[Document transcription data]
Content starts
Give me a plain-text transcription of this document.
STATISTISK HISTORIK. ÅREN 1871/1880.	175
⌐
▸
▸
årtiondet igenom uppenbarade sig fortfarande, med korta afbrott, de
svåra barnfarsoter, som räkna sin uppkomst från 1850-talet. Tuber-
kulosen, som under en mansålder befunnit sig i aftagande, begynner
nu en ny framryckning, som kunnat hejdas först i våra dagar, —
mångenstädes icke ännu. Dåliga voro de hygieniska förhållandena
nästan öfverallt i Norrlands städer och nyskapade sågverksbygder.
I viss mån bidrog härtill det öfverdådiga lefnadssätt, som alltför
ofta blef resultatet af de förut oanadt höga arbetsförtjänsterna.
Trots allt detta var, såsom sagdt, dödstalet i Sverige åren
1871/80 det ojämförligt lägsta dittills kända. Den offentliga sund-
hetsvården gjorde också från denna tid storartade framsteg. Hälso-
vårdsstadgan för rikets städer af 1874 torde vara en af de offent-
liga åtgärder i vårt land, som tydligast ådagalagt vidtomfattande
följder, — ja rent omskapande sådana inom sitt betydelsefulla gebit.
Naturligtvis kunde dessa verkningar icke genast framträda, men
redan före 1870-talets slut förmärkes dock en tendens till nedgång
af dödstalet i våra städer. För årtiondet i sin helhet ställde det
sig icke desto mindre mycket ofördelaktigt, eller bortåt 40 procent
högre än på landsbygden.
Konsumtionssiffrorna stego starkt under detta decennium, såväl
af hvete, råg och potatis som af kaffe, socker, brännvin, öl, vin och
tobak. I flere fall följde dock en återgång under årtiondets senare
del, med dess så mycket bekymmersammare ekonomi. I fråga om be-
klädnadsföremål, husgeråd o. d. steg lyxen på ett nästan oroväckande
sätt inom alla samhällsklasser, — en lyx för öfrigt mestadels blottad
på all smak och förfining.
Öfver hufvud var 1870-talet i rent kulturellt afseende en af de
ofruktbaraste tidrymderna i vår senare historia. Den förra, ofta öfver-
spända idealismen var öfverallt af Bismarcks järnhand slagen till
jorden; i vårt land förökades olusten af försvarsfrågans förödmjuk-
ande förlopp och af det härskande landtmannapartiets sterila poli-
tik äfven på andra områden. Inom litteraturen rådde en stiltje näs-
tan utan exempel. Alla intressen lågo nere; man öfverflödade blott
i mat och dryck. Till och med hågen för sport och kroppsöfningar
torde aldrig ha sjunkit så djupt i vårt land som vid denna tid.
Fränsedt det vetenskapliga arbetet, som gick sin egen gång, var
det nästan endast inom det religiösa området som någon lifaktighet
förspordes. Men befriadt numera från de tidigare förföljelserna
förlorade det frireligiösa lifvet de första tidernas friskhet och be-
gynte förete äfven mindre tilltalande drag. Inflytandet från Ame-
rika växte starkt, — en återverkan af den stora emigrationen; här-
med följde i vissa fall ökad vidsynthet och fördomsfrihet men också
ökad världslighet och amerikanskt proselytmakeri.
Content ends
§ The problem: Say how many lines in the records include the string "städer", giving the figure by itself.

§ Result below: 3